Data supplied
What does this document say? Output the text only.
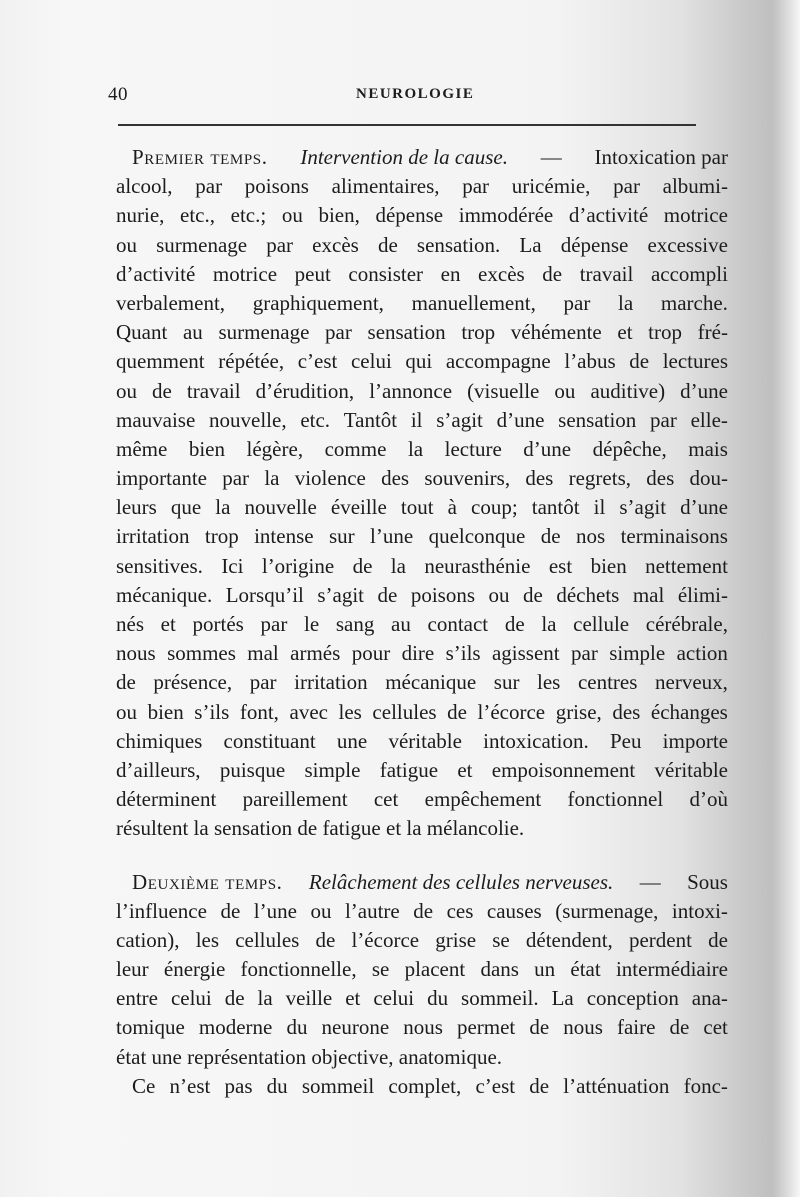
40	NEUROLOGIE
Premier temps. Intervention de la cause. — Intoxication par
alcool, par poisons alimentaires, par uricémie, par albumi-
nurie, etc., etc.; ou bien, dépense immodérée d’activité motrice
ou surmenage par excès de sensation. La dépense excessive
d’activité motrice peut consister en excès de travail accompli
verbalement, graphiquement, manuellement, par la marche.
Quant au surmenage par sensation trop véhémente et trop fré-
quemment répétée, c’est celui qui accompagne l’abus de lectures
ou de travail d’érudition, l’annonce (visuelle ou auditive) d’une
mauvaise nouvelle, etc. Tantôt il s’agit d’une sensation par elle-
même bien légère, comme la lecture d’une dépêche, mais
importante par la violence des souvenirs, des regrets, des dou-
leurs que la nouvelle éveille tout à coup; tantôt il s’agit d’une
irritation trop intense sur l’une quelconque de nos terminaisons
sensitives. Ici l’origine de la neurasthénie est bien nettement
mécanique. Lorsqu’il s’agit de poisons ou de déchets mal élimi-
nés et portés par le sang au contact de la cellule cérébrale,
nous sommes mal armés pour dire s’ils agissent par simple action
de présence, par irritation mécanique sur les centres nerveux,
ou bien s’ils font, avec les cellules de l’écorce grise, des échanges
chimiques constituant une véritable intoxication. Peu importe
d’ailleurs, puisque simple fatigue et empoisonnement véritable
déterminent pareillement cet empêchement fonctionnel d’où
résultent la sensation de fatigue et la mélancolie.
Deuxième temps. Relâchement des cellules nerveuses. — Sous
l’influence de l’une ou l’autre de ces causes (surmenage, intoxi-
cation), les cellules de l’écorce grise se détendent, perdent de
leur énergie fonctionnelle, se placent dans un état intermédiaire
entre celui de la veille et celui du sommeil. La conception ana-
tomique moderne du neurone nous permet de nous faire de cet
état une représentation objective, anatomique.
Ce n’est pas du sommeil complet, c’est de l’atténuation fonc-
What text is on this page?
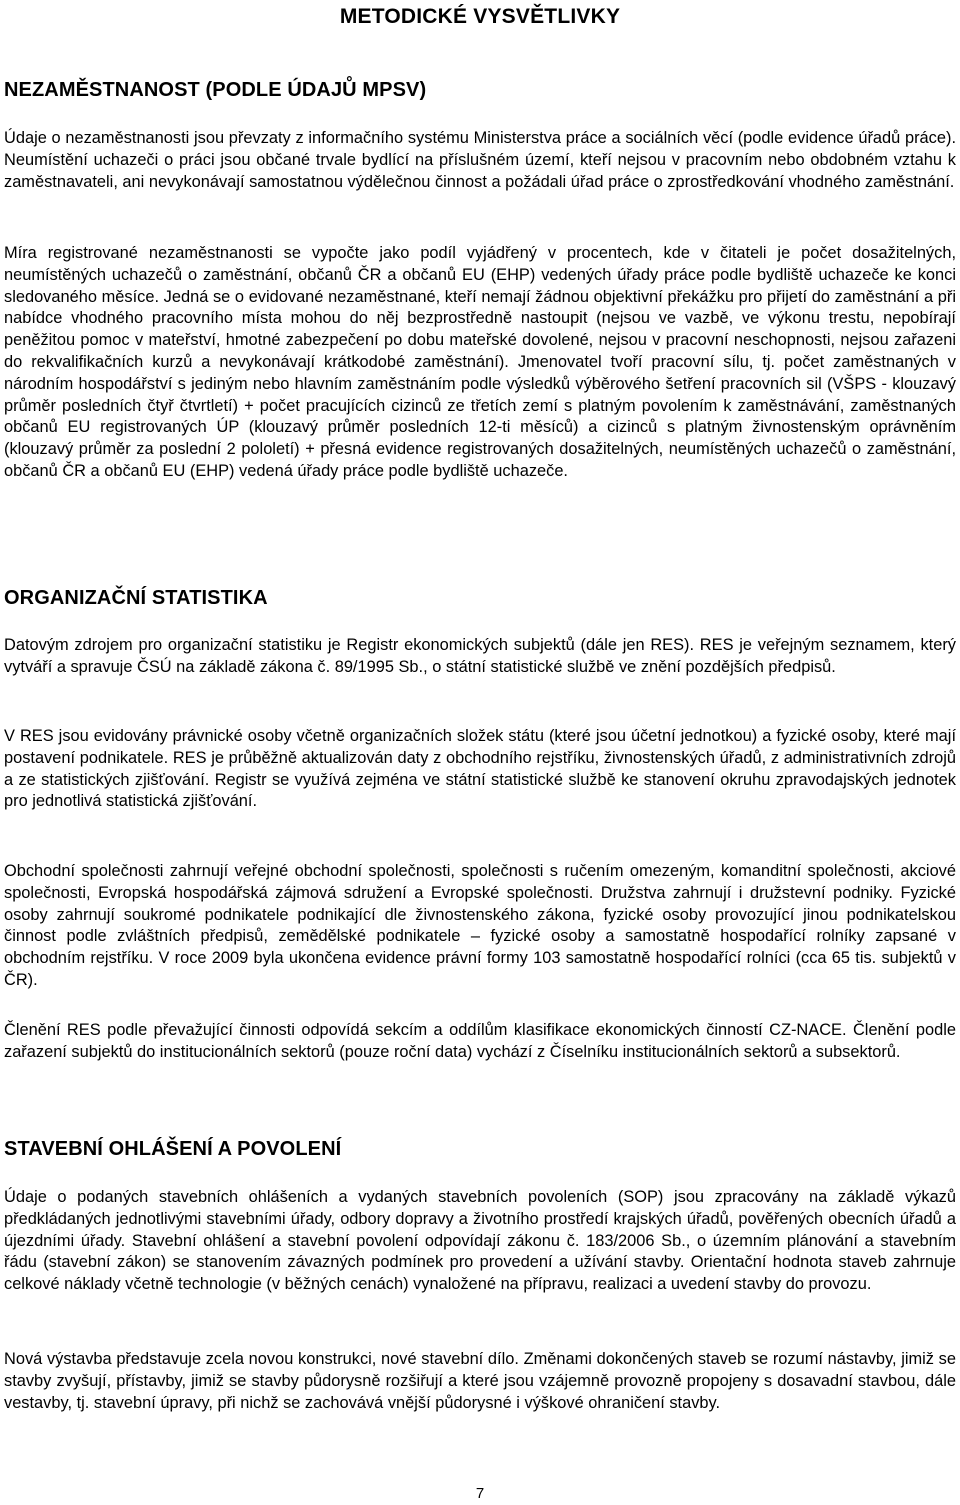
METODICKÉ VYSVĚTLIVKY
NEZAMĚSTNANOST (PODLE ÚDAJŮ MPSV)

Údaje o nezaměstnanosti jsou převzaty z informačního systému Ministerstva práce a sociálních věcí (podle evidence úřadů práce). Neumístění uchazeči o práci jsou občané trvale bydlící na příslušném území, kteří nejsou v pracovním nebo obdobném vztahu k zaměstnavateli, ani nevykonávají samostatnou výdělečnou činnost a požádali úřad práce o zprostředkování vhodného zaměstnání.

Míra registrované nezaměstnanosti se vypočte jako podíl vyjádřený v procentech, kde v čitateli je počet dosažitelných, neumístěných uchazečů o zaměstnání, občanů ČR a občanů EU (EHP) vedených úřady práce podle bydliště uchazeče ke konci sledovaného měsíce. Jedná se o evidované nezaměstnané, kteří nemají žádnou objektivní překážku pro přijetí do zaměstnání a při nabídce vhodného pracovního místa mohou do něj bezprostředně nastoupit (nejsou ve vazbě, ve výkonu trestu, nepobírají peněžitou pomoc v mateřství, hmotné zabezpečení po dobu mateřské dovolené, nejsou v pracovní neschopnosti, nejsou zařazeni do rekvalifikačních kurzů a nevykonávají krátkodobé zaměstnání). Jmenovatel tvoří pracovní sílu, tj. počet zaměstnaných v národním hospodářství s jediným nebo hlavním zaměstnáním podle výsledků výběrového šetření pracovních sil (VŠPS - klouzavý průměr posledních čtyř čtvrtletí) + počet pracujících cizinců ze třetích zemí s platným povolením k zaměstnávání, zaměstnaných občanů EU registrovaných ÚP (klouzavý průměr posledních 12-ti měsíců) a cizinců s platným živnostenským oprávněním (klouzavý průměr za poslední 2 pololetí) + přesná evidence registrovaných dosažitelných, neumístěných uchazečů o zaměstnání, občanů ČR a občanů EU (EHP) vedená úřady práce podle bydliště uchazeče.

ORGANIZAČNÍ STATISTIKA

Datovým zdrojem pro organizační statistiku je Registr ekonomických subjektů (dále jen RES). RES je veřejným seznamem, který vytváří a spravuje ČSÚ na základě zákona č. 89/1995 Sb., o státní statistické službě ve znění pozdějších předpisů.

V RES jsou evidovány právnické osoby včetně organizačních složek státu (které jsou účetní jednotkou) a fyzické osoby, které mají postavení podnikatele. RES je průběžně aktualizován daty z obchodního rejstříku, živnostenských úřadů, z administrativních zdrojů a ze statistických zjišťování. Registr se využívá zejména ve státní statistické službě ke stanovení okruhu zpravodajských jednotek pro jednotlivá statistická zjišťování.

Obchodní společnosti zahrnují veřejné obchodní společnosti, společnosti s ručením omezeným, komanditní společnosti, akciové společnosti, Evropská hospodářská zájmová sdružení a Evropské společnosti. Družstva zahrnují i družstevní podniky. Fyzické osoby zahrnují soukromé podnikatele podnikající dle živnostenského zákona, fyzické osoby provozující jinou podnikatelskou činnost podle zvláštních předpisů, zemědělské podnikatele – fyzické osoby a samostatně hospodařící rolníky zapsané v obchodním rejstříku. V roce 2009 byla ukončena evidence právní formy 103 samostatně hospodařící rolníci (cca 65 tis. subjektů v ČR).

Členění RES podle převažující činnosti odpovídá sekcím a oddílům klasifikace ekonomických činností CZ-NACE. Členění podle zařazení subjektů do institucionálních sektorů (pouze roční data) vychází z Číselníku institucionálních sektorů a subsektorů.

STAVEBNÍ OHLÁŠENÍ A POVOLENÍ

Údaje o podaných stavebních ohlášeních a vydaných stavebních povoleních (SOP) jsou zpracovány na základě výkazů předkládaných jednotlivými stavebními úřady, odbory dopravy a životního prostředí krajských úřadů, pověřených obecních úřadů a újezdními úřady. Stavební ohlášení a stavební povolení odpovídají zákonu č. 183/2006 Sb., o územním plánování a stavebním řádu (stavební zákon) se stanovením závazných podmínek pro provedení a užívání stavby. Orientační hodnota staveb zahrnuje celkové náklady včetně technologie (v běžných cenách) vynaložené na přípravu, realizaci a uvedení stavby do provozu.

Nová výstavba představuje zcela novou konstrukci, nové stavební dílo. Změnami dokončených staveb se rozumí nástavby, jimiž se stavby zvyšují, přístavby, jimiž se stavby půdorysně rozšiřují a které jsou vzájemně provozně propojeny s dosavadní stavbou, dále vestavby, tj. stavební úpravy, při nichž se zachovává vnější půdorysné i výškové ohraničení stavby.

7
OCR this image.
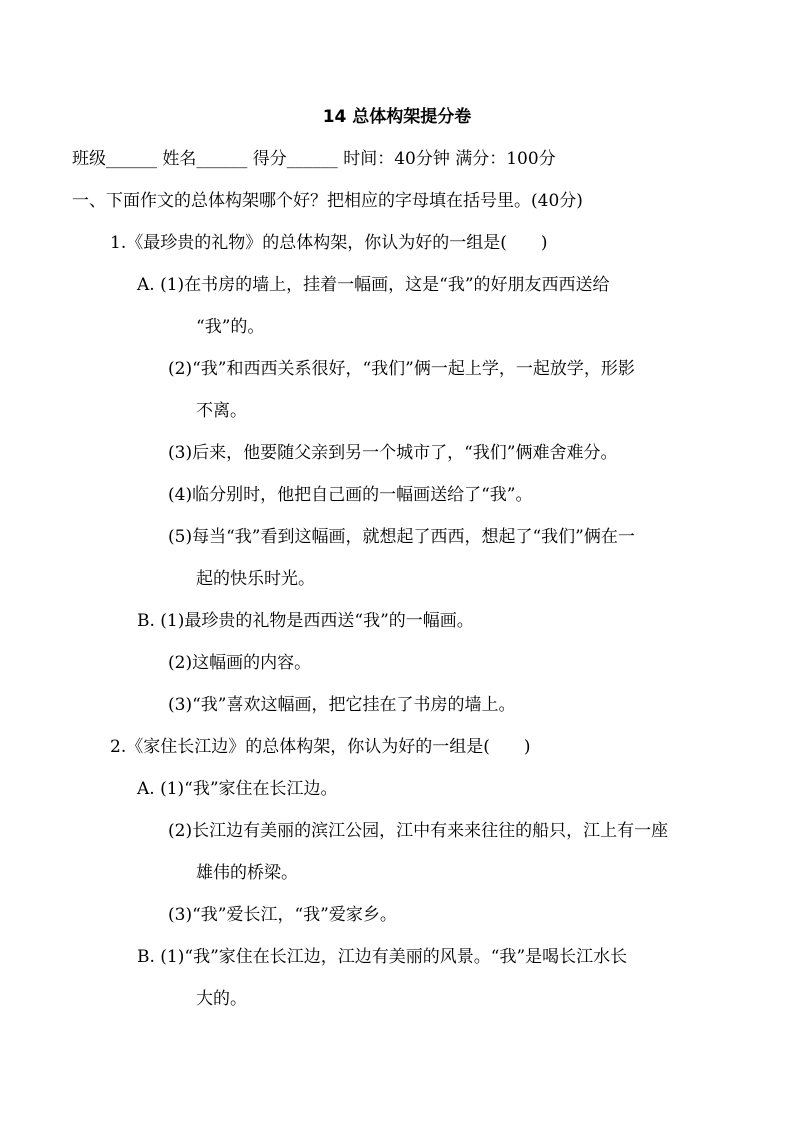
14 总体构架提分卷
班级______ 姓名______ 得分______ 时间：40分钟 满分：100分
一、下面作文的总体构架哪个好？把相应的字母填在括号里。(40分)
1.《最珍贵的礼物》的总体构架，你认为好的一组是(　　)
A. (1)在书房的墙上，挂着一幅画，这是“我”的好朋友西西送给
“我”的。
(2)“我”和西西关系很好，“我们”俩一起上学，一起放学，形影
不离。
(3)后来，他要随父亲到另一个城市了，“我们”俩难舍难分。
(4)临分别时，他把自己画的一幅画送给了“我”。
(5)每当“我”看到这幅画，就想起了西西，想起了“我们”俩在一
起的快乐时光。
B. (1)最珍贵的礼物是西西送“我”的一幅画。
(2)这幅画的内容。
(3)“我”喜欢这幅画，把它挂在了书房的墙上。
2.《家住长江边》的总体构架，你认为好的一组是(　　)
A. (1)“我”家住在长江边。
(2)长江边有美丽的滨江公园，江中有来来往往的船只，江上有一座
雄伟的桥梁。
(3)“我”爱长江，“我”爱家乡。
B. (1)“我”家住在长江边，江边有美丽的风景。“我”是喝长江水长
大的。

Instruction
Scan the listing above for the word "家住在长江边" and show each line where it is found.

Task answer
A. (1)“我”家住在长江边。
B. (1)“我”家住在长江边，江边有美丽的风景。“我”是喝长江水长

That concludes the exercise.